* WHAT TO PRODUCE *
Output all of the data below exactly as given.

* TASK INPUTS *
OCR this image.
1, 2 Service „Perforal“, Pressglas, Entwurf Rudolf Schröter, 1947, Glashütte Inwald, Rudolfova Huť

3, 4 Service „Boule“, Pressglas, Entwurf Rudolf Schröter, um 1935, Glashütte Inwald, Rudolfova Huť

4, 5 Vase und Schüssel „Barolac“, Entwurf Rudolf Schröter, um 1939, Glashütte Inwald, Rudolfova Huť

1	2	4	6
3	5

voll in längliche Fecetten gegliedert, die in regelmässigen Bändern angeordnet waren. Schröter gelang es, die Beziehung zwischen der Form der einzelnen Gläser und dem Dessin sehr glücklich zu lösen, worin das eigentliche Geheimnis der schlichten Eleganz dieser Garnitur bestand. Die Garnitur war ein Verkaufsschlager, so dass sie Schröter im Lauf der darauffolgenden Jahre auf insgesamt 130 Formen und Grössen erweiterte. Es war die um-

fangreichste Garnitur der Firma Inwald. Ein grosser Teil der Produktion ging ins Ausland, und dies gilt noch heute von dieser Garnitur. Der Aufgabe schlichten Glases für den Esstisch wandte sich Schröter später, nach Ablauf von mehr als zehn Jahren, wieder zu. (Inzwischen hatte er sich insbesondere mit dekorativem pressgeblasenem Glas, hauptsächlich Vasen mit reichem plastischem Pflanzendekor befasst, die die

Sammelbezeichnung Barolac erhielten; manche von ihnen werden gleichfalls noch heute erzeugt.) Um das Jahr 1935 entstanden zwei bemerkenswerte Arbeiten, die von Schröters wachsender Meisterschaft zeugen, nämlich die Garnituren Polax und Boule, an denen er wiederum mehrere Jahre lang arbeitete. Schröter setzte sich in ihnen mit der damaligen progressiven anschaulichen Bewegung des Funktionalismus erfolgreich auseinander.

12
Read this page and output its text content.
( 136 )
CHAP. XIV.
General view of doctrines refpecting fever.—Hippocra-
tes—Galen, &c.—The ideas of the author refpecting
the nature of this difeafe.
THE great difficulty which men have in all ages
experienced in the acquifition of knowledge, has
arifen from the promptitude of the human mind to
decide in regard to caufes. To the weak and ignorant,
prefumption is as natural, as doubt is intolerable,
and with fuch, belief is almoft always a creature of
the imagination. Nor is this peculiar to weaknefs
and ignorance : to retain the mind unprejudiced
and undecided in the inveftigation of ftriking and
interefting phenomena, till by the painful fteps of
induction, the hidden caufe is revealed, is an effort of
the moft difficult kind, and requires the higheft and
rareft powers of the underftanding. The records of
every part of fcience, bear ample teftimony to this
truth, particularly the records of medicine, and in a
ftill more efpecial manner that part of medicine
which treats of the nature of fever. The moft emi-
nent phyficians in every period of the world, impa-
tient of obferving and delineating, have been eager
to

* THE RESULT *
OCR this image.
1, 2 Service „Perforal“, Pressglas, Entwurf Rudolf Schröter, 1947, Glashütte Inwald, Rudolfova Huť

3, 4 Service „Boule“, Pressglas, Entwurf Rudolf Schröter, um 1935, Glashütte Inwald, Rudolfova Huť

4, 5 Vase und Schüssel „Barolac“, Entwurf Rudolf Schröter, um 1939, Glashütte Inwald, Rudolfova Huť

1	2	4	6
3	5

voll in längliche Fecetten gegliedert, die in regelmässigen Bändern angeordnet waren. Schröter gelang es, die Beziehung zwischen der Form der einzelnen Gläser und dem Dessin sehr glücklich zu lösen, worin das eigentliche Geheimnis der schlichten Eleganz dieser Garnitur bestand. Die Garnitur war ein Verkaufsschlager, so dass sie Schröter im Lauf der darauffolgenden Jahre auf insgesamt 130 Formen und Grössen erweiterte. Es war die um-

fangreichste Garnitur der Firma Inwald. Ein grosser Teil der Produktion ging ins Ausland, und dies gilt noch heute von dieser Garnitur. Der Aufgabe schlichten Glases für den Esstisch wandte sich Schröter später, nach Ablauf von mehr als zehn Jahren, wieder zu. (Inzwischen hatte er sich insbesondere mit dekorativem pressgeblasenem Glas, hauptsächlich Vasen mit reichem plastischem Pflanzendekor befasst, die die

Sammelbezeichnung Barolac erhielten; manche von ihnen werden gleichfalls noch heute erzeugt.) Um das Jahr 1935 entstanden zwei bemerkenswerte Arbeiten, die von Schröters wachsender Meisterschaft zeugen, nämlich die Garnituren Polax und Boule, an denen er wiederum mehrere Jahre lang arbeitete. Schröter setzte sich in ihnen mit der damaligen progressiven anschaulichen Bewegung des Funktionalismus erfolgreich auseinander.

12
Read this page and output its text content.
( 136 )
CHAP. XIV.
General view of doctrines refpecting fever.—Hippocra-
tes—Galen, &c.—The ideas of the author refpecting
the nature of this difeafe.
THE great difficulty which men have in all ages
experienced in the acquifition of knowledge, has
arifen from the promptitude of the human mind to
decide in regard to caufes. To the weak and ignorant,
prefumption is as natural, as doubt is intolerable,
and with fuch, belief is almoft always a creature of
the imagination. Nor is this peculiar to weaknefs
and ignorance : to retain the mind unprejudiced
and undecided in the inveftigation of ftriking and
interefting phenomena, till by the painful fteps of
induction, the hidden caufe is revealed, is an effort of
the moft difficult kind, and requires the higheft and
rareft powers of the underftanding. The records of
every part of fcience, bear ample teftimony to this
truth, particularly the records of medicine, and in a
ftill more efpecial manner that part of medicine
which treats of the nature of fever. The moft emi-
nent phyficians in every period of the world, impa-
tient of obferving and delineating, have been eager
to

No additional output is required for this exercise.